** Data in this exercise **
+ + + + + + +
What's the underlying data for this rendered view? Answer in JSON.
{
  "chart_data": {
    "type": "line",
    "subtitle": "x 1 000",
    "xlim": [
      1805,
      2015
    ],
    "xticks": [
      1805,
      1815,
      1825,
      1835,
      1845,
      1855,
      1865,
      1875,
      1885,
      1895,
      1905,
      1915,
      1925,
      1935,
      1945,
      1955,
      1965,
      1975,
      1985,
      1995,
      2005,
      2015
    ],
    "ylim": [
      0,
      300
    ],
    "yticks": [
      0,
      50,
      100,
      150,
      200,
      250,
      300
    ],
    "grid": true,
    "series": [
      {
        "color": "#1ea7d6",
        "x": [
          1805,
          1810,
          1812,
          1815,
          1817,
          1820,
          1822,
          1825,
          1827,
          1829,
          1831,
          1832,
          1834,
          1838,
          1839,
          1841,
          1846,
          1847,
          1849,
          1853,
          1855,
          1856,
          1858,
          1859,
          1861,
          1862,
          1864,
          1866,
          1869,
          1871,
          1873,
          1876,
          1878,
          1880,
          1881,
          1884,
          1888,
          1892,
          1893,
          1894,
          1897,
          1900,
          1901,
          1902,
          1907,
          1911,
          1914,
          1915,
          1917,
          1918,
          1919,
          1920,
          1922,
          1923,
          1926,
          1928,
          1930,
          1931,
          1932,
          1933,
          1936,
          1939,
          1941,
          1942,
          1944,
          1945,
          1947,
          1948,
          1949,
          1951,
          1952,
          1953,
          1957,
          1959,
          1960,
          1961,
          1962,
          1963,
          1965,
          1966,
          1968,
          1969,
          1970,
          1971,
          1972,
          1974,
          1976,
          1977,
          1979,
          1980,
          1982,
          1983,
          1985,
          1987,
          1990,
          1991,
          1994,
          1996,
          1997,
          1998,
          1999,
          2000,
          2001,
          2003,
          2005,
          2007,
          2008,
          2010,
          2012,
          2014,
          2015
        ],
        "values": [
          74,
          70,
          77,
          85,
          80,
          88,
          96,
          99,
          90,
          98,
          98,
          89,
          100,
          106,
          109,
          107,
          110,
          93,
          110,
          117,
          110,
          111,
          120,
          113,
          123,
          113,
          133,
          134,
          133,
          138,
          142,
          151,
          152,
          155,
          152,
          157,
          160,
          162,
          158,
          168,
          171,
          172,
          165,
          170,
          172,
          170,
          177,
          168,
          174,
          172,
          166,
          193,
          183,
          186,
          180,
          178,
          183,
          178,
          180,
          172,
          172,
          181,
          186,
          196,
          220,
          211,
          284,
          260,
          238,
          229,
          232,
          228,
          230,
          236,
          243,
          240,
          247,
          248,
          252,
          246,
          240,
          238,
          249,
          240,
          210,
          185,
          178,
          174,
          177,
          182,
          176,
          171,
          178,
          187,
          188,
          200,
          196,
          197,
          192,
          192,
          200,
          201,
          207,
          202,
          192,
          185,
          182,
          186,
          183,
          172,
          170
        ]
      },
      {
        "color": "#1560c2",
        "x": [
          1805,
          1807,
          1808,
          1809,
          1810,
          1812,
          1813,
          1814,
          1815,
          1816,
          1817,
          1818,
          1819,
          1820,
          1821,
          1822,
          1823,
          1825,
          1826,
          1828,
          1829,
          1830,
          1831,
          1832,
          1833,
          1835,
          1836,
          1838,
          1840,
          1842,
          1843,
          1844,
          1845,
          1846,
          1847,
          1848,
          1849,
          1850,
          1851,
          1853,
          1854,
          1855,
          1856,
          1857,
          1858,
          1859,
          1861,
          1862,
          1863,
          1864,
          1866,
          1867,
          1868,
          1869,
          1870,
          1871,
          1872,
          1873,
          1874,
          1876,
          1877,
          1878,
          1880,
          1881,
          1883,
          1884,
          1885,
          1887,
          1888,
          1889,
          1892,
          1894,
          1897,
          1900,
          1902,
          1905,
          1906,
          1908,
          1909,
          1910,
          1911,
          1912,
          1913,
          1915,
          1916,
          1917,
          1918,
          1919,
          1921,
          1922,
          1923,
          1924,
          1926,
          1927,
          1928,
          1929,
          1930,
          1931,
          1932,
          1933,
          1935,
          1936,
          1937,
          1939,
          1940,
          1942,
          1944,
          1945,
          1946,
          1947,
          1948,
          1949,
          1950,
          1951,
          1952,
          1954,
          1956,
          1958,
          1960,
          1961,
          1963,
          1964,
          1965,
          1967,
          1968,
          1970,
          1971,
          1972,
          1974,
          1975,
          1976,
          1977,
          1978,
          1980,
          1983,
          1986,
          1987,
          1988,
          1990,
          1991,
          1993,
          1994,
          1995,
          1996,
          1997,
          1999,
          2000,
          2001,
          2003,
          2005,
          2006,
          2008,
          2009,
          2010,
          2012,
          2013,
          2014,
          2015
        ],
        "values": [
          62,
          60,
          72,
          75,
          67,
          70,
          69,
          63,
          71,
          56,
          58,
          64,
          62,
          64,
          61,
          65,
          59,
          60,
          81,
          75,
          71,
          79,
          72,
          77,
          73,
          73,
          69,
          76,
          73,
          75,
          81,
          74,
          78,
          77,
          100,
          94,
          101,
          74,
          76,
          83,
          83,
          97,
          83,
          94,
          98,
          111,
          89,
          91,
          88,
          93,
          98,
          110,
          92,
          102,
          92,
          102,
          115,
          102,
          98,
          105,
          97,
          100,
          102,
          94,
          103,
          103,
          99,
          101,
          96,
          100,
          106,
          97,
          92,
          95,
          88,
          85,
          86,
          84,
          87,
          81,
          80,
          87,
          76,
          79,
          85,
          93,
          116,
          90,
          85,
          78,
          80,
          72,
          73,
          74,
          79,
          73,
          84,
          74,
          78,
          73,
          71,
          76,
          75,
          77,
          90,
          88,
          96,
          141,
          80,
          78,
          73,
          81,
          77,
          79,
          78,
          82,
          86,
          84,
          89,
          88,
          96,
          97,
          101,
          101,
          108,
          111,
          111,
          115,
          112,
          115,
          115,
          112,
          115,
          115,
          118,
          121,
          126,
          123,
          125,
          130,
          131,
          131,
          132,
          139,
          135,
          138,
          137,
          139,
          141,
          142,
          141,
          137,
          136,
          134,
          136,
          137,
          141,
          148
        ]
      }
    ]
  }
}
+ + + + + + +
** What you have to do **
Extract all the entries word for word.

** Task result **
What's the underlying data for this rendered view? Answer in JSON.
{
  "chart_data": {
    "type": "line",
    "subtitle": "x 1 000",
    "xlim": [
      1805,
      2015
    ],
    "xticks": [
      1805,
      1815,
      1825,
      1835,
      1845,
      1855,
      1865,
      1875,
      1885,
      1895,
      1905,
      1915,
      1925,
      1935,
      1945,
      1955,
      1965,
      1975,
      1985,
      1995,
      2005,
      2015
    ],
    "ylim": [
      0,
      300
    ],
    "yticks": [
      0,
      50,
      100,
      150,
      200,
      250,
      300
    ],
    "grid": true,
    "series": [
      {
        "color": "#1ea7d6",
        "x": [
          1805,
          1810,
          1812,
          1815,
          1817,
          1820,
          1822,
          1825,
          1827,
          1829,
          1831,
          1832,
          1834,
          1838,
          1839,
          1841,
          1846,
          1847,
          1849,
          1853,
          1855,
          1856,
          1858,
          1859,
          1861,
          1862,
          1864,
          1866,
          1869,
          1871,
          1873,
          1876,
          1878,
          1880,
          1881,
          1884,
          1888,
          1892,
          1893,
          1894,
          1897,
          1900,
          1901,
          1902,
          1907,
          1911,
          1914,
          1915,
          1917,
          1918,
          1919,
          1920,
          1922,
          1923,
          1926,
          1928,
          1930,
          1931,
          1932,
          1933,
          1936,
          1939,
          1941,
          1942,
          1944,
          1945,
          1947,
          1948,
          1949,
          1951,
          1952,
          1953,
          1957,
          1959,
          1960,
          1961,
          1962,
          1963,
          1965,
          1966,
          1968,
          1969,
          1970,
          1971,
          1972,
          1974,
          1976,
          1977,
          1979,
          1980,
          1982,
          1983,
          1985,
          1987,
          1990,
          1991,
          1994,
          1996,
          1997,
          1998,
          1999,
          2000,
          2001,
          2003,
          2005,
          2007,
          2008,
          2010,
          2012,
          2014,
          2015
        ],
        "values": [
          74,
          70,
          77,
          85,
          80,
          88,
          96,
          99,
          90,
          98,
          98,
          89,
          100,
          106,
          109,
          107,
          110,
          93,
          110,
          117,
          110,
          111,
          120,
          113,
          123,
          113,
          133,
          134,
          133,
          138,
          142,
          151,
          152,
          155,
          152,
          157,
          160,
          162,
          158,
          168,
          171,
          172,
          165,
          170,
          172,
          170,
          177,
          168,
          174,
          172,
          166,
          193,
          183,
          186,
          180,
          178,
          183,
          178,
          180,
          172,
          172,
          181,
          186,
          196,
          220,
          211,
          284,
          260,
          238,
          229,
          232,
          228,
          230,
          236,
          243,
          240,
          247,
          248,
          252,
          246,
          240,
          238,
          249,
          240,
          210,
          185,
          178,
          174,
          177,
          182,
          176,
          171,
          178,
          187,
          188,
          200,
          196,
          197,
          192,
          192,
          200,
          201,
          207,
          202,
          192,
          185,
          182,
          186,
          183,
          172,
          170
        ]
      },
      {
        "color": "#1560c2",
        "x": [
          1805,
          1807,
          1808,
          1809,
          1810,
          1812,
          1813,
          1814,
          1815,
          1816,
          1817,
          1818,
          1819,
          1820,
          1821,
          1822,
          1823,
          1825,
          1826,
          1828,
          1829,
          1830,
          1831,
          1832,
          1833,
          1835,
          1836,
          1838,
          1840,
          1842,
          1843,
          1844,
          1845,
          1846,
          1847,
          1848,
          1849,
          1850,
          1851,
          1853,
          1854,
          1855,
          1856,
          1857,
          1858,
          1859,
          1861,
          1862,
          1863,
          1864,
          1866,
          1867,
          1868,
          1869,
          1870,
          1871,
          1872,
          1873,
          1874,
          1876,
          1877,
          1878,
          1880,
          1881,
          1883,
          1884,
          1885,
          1887,
          1888,
          1889,
          1892,
          1894,
          1897,
          1900,
          1902,
          1905,
          1906,
          1908,
          1909,
          1910,
          1911,
          1912,
          1913,
          1915,
          1916,
          1917,
          1918,
          1919,
          1921,
          1922,
          1923,
          1924,
          1926,
          1927,
          1928,
          1929,
          1930,
          1931,
          1932,
          1933,
          1935,
          1936,
          1937,
          1939,
          1940,
          1942,
          1944,
          1945,
          1946,
          1947,
          1948,
          1949,
          1950,
          1951,
          1952,
          1954,
          1956,
          1958,
          1960,
          1961,
          1963,
          1964,
          1965,
          1967,
          1968,
          1970,
          1971,
          1972,
          1974,
          1975,
          1976,
          1977,
          1978,
          1980,
          1983,
          1986,
          1987,
          1988,
          1990,
          1991,
          1993,
          1994,
          1995,
          1996,
          1997,
          1999,
          2000,
          2001,
          2003,
          2005,
          2006,
          2008,
          2009,
          2010,
          2012,
          2013,
          2014,
          2015
        ],
        "values": [
          62,
          60,
          72,
          75,
          67,
          70,
          69,
          63,
          71,
          56,
          58,
          64,
          62,
          64,
          61,
          65,
          59,
          60,
          81,
          75,
          71,
          79,
          72,
          77,
          73,
          73,
          69,
          76,
          73,
          75,
          81,
          74,
          78,
          77,
          100,
          94,
          101,
          74,
          76,
          83,
          83,
          97,
          83,
          94,
          98,
          111,
          89,
          91,
          88,
          93,
          98,
          110,
          92,
          102,
          92,
          102,
          115,
          102,
          98,
          105,
          97,
          100,
          102,
          94,
          103,
          103,
          99,
          101,
          96,
          100,
          106,
          97,
          92,
          95,
          88,
          85,
          86,
          84,
          87,
          81,
          80,
          87,
          76,
          79,
          85,
          93,
          116,
          90,
          85,
          78,
          80,
          72,
          73,
          74,
          79,
          73,
          84,
          74,
          78,
          73,
          71,
          76,
          75,
          77,
          90,
          88,
          96,
          141,
          80,
          78,
          73,
          81,
          77,
          79,
          78,
          82,
          86,
          84,
          89,
          88,
          96,
          97,
          101,
          101,
          108,
          111,
          111,
          115,
          112,
          115,
          115,
          112,
          115,
          115,
          118,
          121,
          126,
          123,
          125,
          130,
          131,
          131,
          132,
          139,
          135,
          138,
          137,
          139,
          141,
          142,
          141,
          137,
          136,
          134,
          136,
          137,
          141,
          148
        ]
      }
    ]
  }
}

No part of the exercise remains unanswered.